start

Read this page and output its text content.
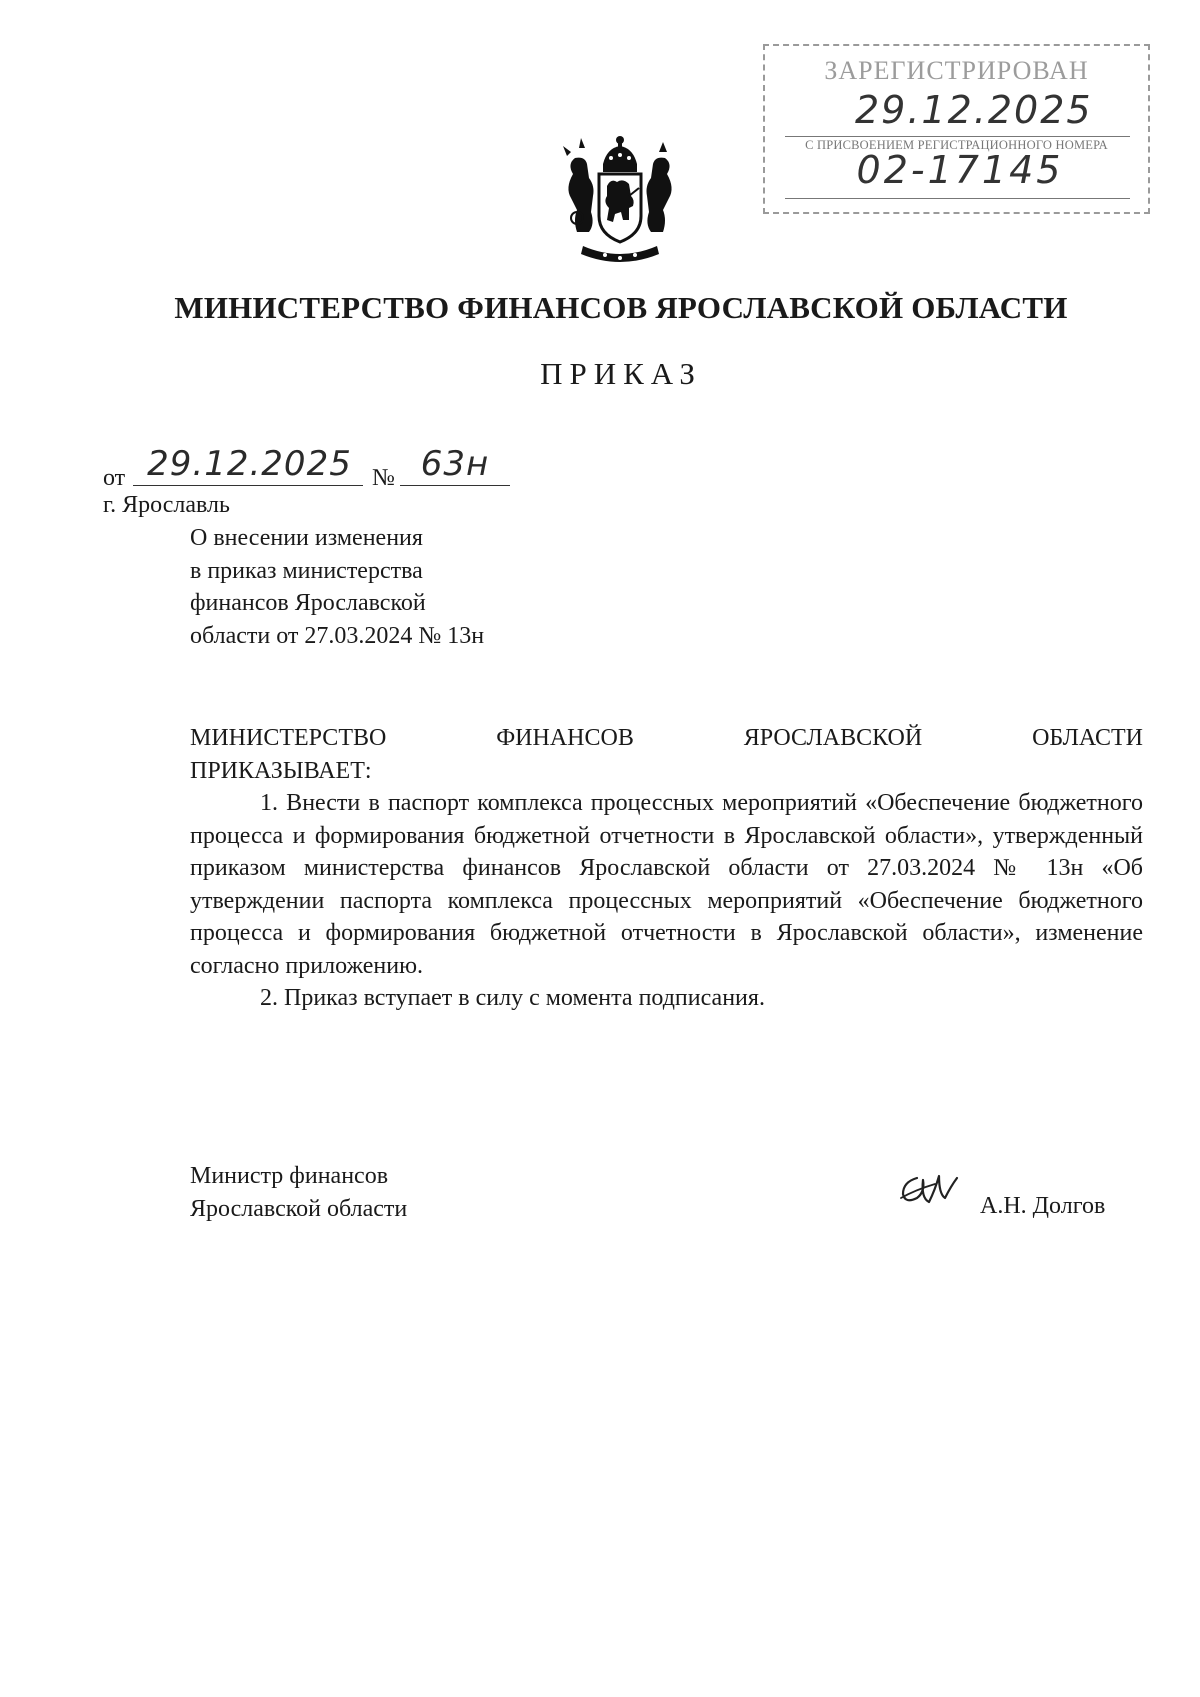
ЗАРЕГИСТРИРОВАН
29.12.2025
С ПРИСВОЕНИЕМ РЕГИСТРАЦИОННОГО НОМЕРА
02-17145
МИНИСТЕРСТВО ФИНАНСОВ ЯРОСЛАВСКОЙ ОБЛАСТИ
ПРИКАЗ
от 29.12.2025 № 63н
г. Ярославль
О внесении изменения
в приказ министерства
финансов Ярославской
области от 27.03.2024 № 13н
МИНИСТЕРСТВО ФИНАНСОВ ЯРОСЛАВСКОЙ ОБЛАСТИ
ПРИКАЗЫВАЕТ:
1. Внести в паспорт комплекса процессных мероприятий «Обеспечение бюджетного процесса и формирования бюджетной отчетности в Ярославской области», утвержденный приказом министерства финансов Ярославской области от 27.03.2024 № 13н «Об утверждении паспорта комплекса процессных мероприятий «Обеспечение бюджетного процесса и формирования бюджетной отчетности в Ярославской области», изменение согласно приложению.
2. Приказ вступает в силу с момента подписания.
Министр финансов
Ярославской области	А.Н. Долгов
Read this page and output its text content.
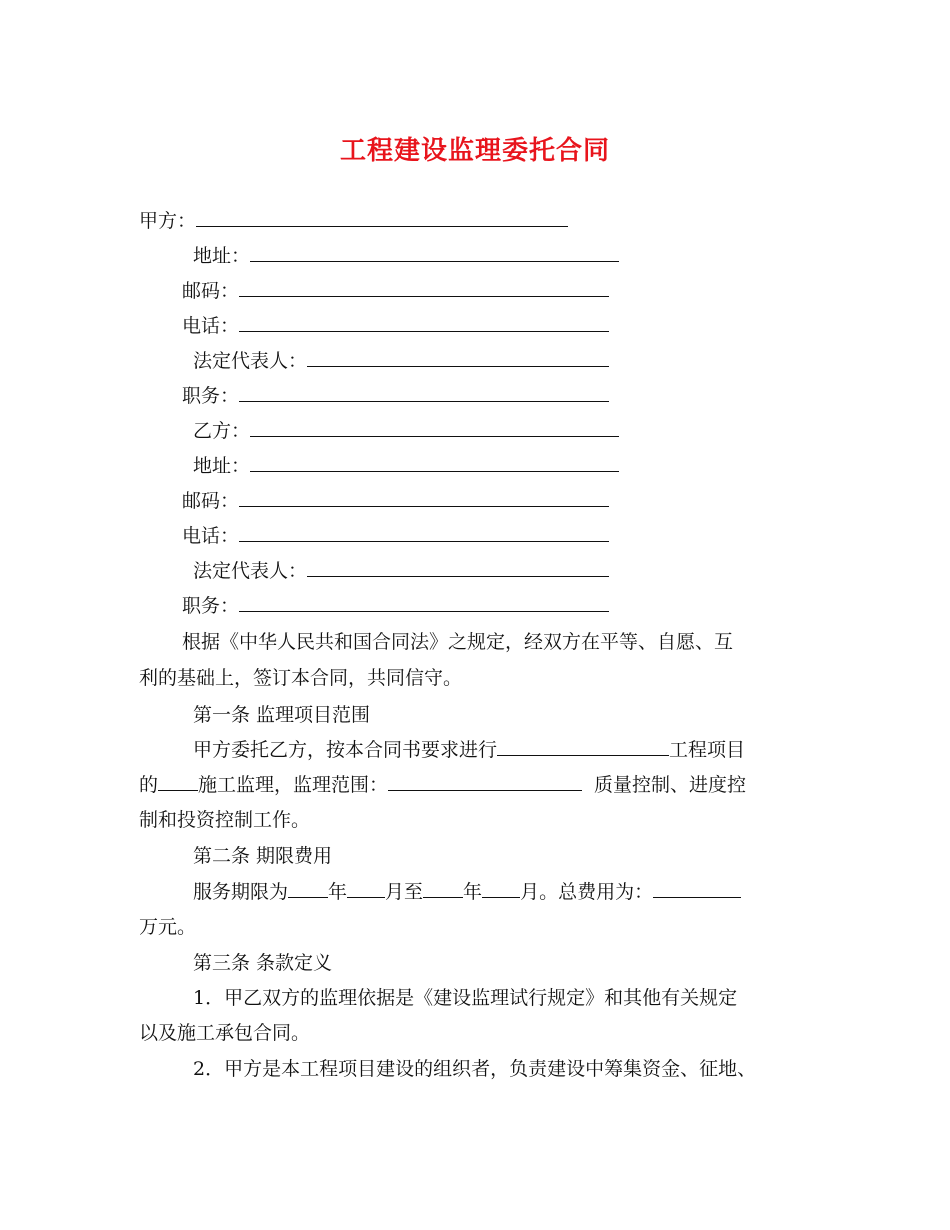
工程建设监理委托合同
甲方：
地址：
邮码：
电话：
法定代表人：
职务：
乙方：
地址：
邮码：
电话：
法定代表人：
职务：
根据《中华人民共和国合同法》之规定，经双方在平等、自愿、互
利的基础上，签订本合同，共同信守。
第一条 监理项目范围
甲方委托乙方，按本合同书要求进行	工程项目
的 施工监理，监理范围：	质量控制、进度控
制和投资控制工作。
第二条 期限费用
服务期限为 年 月至 年 月。总费用为：
万元。
第三条 条款定义
1．甲乙双方的监理依据是《建设监理试行规定》和其他有关规定
以及施工承包合同。
2．甲方是本工程项目建设的组织者，负责建设中筹集资金、征地、
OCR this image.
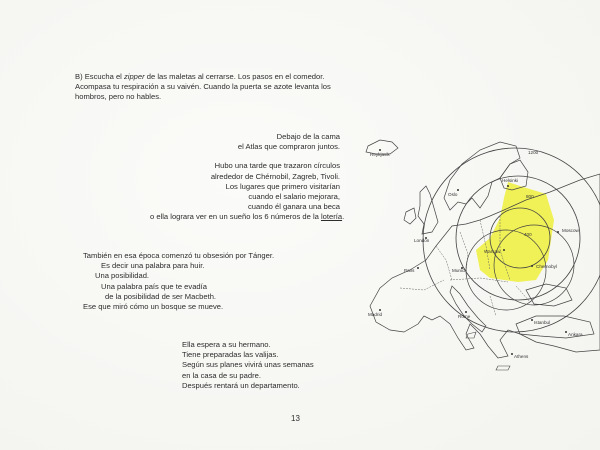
B) Escucha el zipper de las maletas al cerrarse. Los pasos en el comedor.
Acompasa tu respiración a su vaivén. Cuando la puerta se azote levanta los
hombros, pero no hables.
Debajo de la cama
el Atlas que compraron juntos.
Hubo una tarde que trazaron círculos
alrededor de Chérnobil, Zagreb, Tivoli.
Los lugares que primero visitarían
cuando el salario mejorara,
cuando él ganara una beca
o ella lograra ver en un sueño los 6 números de la lotería.
También en esa época comenzó tu obsesión por Tánger.
Es decir una palabra para huir.
Una posibilidad.
Una palabra país que te evadía
de la posibilidad de ser Macbeth.
Ese que miró cómo un bosque se mueve.
Ella espera a su hermano.
Tiene preparadas las valijas.
Según sus planes vivirá unas semanas
en la casa de su padre.
Después rentará un departamento.
Reykjavik
Oslo
Helsinki
1200
800
400
Moscow
Warsaw
Chernobyl
London
Paris	Munich
Rome
Madrid
Istanbul
Ankara
Athens
13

end

Output the records above exactly as they are, leaving out the pictures.

EXERCISE ANSWER
Read this page and output its text content.
ЗАРЕГИСТРИРОВАН
29.12.2025
С ПРИСВОЕНИЕМ РЕГИСТРАЦИОННОГО НОМЕРА
02-17145
МИНИСТЕРСТВО ФИНАНСОВ ЯРОСЛАВСКОЙ ОБЛАСТИ
ПРИКАЗ
от 29.12.2025 № 63н
г. Ярославль
О внесении изменения
в приказ министерства
финансов Ярославской
области от 27.03.2024 № 13н
МИНИСТЕРСТВО ФИНАНСОВ ЯРОСЛАВСКОЙ ОБЛАСТИ
ПРИКАЗЫВАЕТ:
1. Внести в паспорт комплекса процессных мероприятий «Обеспечение бюджетного процесса и формирования бюджетной отчетности в Ярославской области», утвержденный приказом министерства финансов Ярославской области от 27.03.2024 № 13н «Об утверждении паспорта комплекса процессных мероприятий «Обеспечение бюджетного процесса и формирования бюджетной отчетности в Ярославской области», изменение согласно приложению.
2. Приказ вступает в силу с момента подписания.
Министр финансов
Ярославской области	А.Н. Долгов
Read this page and output its text content.
工程建设监理委托合同
甲方：
地址：
邮码：
电话：
法定代表人：
职务：
乙方：
地址：
邮码：
电话：
法定代表人：
职务：
根据《中华人民共和国合同法》之规定，经双方在平等、自愿、互
利的基础上，签订本合同，共同信守。
第一条 监理项目范围
甲方委托乙方，按本合同书要求进行	工程项目
的 施工监理，监理范围：	质量控制、进度控
制和投资控制工作。
第二条 期限费用
服务期限为 年 月至 年 月。总费用为：
万元。
第三条 条款定义
1．甲乙双方的监理依据是《建设监理试行规定》和其他有关规定
以及施工承包合同。
2．甲方是本工程项目建设的组织者，负责建设中筹集资金、征地、
OCR this image.
B) Escucha el zipper de las maletas al cerrarse. Los pasos en el comedor.
Acompasa tu respiración a su vaivén. Cuando la puerta se azote levanta los
hombros, pero no hables.
Debajo de la cama
el Atlas que compraron juntos.
Hubo una tarde que trazaron círculos
alrededor de Chérnobil, Zagreb, Tivoli.
Los lugares que primero visitarían
cuando el salario mejorara,
cuando él ganara una beca
o ella lograra ver en un sueño los 6 números de la lotería.
También en esa época comenzó tu obsesión por Tánger.
Es decir una palabra para huir.
Una posibilidad.
Una palabra país que te evadía
de la posibilidad de ser Macbeth.
Ese que miró cómo un bosque se mueve.
Ella espera a su hermano.
Tiene preparadas las valijas.
Según sus planes vivirá unas semanas
en la casa de su padre.
Después rentará un departamento.
Reykjavik
Oslo
Helsinki
1200
800
400
Moscow
Warsaw
Chernobyl
London
Paris	Munich
Rome
Madrid
Istanbul
Ankara
Athens
13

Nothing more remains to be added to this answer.